◆ Problem statement
Find every line in the records that holds the string "JSON". Copy each one.

◆ Rows from a figure dataset
■ ■ ■ ■

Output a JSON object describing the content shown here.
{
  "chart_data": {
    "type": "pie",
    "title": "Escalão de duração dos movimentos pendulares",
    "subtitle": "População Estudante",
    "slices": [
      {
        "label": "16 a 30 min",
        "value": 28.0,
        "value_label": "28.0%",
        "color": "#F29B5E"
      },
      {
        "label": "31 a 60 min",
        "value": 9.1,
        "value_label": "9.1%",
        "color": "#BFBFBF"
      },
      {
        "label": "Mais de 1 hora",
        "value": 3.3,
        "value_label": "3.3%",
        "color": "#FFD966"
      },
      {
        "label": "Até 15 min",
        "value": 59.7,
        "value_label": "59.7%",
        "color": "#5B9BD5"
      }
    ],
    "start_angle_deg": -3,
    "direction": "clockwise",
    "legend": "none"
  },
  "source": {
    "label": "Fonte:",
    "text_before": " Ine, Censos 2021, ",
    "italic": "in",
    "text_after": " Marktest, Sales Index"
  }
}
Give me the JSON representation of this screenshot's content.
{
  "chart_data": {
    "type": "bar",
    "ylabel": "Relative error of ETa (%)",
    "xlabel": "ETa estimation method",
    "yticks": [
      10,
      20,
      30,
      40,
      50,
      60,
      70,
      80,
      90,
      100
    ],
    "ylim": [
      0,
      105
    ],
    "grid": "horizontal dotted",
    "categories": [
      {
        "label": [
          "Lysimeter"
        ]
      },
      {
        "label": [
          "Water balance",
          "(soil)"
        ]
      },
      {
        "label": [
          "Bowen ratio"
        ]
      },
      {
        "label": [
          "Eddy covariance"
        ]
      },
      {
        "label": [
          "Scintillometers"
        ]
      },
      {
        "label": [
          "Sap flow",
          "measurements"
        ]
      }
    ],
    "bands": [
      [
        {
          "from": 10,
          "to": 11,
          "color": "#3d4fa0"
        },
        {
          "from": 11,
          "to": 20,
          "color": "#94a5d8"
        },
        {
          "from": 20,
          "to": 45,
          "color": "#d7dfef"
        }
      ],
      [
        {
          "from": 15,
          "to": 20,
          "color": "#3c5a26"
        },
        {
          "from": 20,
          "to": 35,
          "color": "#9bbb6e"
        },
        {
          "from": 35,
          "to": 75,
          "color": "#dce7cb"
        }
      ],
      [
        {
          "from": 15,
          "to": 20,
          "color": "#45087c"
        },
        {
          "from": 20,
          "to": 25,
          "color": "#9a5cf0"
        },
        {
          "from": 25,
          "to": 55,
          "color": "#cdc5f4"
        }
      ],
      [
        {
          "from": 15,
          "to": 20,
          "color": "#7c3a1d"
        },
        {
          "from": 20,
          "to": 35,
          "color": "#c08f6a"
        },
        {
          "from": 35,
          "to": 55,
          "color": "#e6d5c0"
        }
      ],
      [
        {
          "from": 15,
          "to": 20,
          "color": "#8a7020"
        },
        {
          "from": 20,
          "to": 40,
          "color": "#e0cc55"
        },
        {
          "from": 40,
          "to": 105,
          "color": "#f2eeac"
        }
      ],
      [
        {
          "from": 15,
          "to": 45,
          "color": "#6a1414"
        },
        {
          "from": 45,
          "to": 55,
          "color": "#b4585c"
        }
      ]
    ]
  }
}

■ ■ ■ ■

◆ Exercise result
Output a JSON object describing the content shown here.
Give me the JSON representation of this screenshot's content.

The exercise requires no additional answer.